**Problem to work on**
Wherever the string "QQQI" appears in the listing, copy that line.

**Information provided**
— start —

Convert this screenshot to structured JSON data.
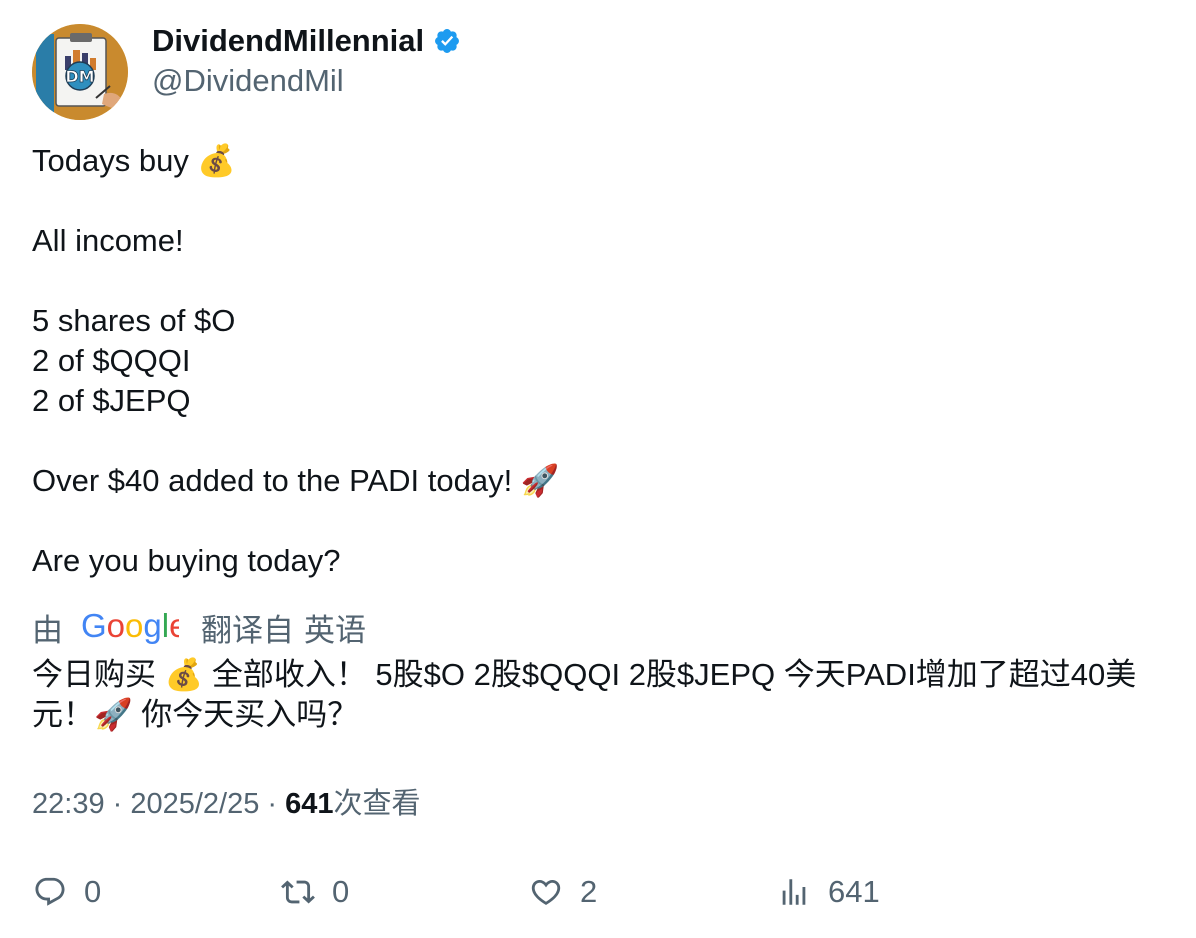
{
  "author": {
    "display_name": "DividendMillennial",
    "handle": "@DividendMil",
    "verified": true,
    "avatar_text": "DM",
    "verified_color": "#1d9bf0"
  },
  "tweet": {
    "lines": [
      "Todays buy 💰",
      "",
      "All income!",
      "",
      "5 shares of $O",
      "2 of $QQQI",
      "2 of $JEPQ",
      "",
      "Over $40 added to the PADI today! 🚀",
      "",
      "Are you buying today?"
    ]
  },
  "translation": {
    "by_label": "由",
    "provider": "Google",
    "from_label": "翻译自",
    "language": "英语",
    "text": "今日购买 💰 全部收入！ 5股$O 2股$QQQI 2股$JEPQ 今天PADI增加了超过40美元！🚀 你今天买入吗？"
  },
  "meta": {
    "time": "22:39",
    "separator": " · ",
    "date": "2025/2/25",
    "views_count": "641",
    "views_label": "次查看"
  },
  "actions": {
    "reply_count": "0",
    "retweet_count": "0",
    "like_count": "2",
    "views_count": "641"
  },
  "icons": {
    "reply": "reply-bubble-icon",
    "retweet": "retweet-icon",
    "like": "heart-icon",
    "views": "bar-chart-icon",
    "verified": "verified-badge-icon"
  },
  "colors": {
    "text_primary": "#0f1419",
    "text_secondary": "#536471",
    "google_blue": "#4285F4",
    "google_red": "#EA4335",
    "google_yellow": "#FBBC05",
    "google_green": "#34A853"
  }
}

— end —

**Answer for the task**
      "2 of $QQQI",
    "text": "今日购买 💰 全部收入！ 5股$O 2股$QQQI 2股$JEPQ 今天PADI增加了超过40美元！🚀 你今天买入吗？"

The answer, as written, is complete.